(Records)
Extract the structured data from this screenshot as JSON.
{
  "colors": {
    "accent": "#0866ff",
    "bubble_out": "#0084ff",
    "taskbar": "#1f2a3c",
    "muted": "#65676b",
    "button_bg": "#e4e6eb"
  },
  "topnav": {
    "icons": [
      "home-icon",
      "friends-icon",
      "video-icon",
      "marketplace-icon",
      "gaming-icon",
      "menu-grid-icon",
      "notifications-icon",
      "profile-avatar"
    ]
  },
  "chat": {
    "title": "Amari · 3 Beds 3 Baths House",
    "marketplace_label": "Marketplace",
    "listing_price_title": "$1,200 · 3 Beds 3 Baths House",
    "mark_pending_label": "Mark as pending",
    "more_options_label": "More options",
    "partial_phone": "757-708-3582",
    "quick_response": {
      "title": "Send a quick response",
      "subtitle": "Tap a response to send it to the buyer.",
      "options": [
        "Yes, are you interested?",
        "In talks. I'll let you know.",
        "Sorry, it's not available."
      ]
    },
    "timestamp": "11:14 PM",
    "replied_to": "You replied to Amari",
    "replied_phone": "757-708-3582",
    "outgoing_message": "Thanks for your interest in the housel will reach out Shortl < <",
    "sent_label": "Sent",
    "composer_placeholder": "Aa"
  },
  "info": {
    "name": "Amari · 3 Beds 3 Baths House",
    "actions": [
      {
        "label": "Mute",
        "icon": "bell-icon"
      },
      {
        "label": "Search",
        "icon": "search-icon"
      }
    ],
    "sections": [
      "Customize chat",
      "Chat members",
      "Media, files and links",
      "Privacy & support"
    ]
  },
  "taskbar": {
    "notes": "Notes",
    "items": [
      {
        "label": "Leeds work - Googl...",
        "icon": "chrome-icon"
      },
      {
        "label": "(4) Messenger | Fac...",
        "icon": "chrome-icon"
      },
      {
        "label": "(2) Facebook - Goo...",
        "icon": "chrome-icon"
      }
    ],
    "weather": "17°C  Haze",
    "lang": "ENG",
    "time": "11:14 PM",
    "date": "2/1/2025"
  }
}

## Exercise instructions
Reproduce each record exactly, leaving nothing out.

## Reply
Extract the structured data from this screenshot as JSON.
{
  "colors": {
    "accent": "#0866ff",
    "bubble_out": "#0084ff",
    "taskbar": "#1f2a3c",
    "muted": "#65676b",
    "button_bg": "#e4e6eb"
  },
  "topnav": {
    "icons": [
      "home-icon",
      "friends-icon",
      "video-icon",
      "marketplace-icon",
      "gaming-icon",
      "menu-grid-icon",
      "notifications-icon",
      "profile-avatar"
    ]
  },
  "chat": {
    "title": "Amari · 3 Beds 3 Baths House",
    "marketplace_label": "Marketplace",
    "listing_price_title": "$1,200 · 3 Beds 3 Baths House",
    "mark_pending_label": "Mark as pending",
    "more_options_label": "More options",
    "partial_phone": "757-708-3582",
    "quick_response": {
      "title": "Send a quick response",
      "subtitle": "Tap a response to send it to the buyer.",
      "options": [
        "Yes, are you interested?",
        "In talks. I'll let you know.",
        "Sorry, it's not available."
      ]
    },
    "timestamp": "11:14 PM",
    "replied_to": "You replied to Amari",
    "replied_phone": "757-708-3582",
    "outgoing_message": "Thanks for your interest in the housel will reach out Shortl < <",
    "sent_label": "Sent",
    "composer_placeholder": "Aa"
  },
  "info": {
    "name": "Amari · 3 Beds 3 Baths House",
    "actions": [
      {
        "label": "Mute",
        "icon": "bell-icon"
      },
      {
        "label": "Search",
        "icon": "search-icon"
      }
    ],
    "sections": [
      "Customize chat",
      "Chat members",
      "Media, files and links",
      "Privacy & support"
    ]
  },
  "taskbar": {
    "notes": "Notes",
    "items": [
      {
        "label": "Leeds work - Googl...",
        "icon": "chrome-icon"
      },
      {
        "label": "(4) Messenger | Fac...",
        "icon": "chrome-icon"
      },
      {
        "label": "(2) Facebook - Goo...",
        "icon": "chrome-icon"
      }
    ],
    "weather": "17°C  Haze",
    "lang": "ENG",
    "time": "11:14 PM",
    "date": "2/1/2025"
  }
}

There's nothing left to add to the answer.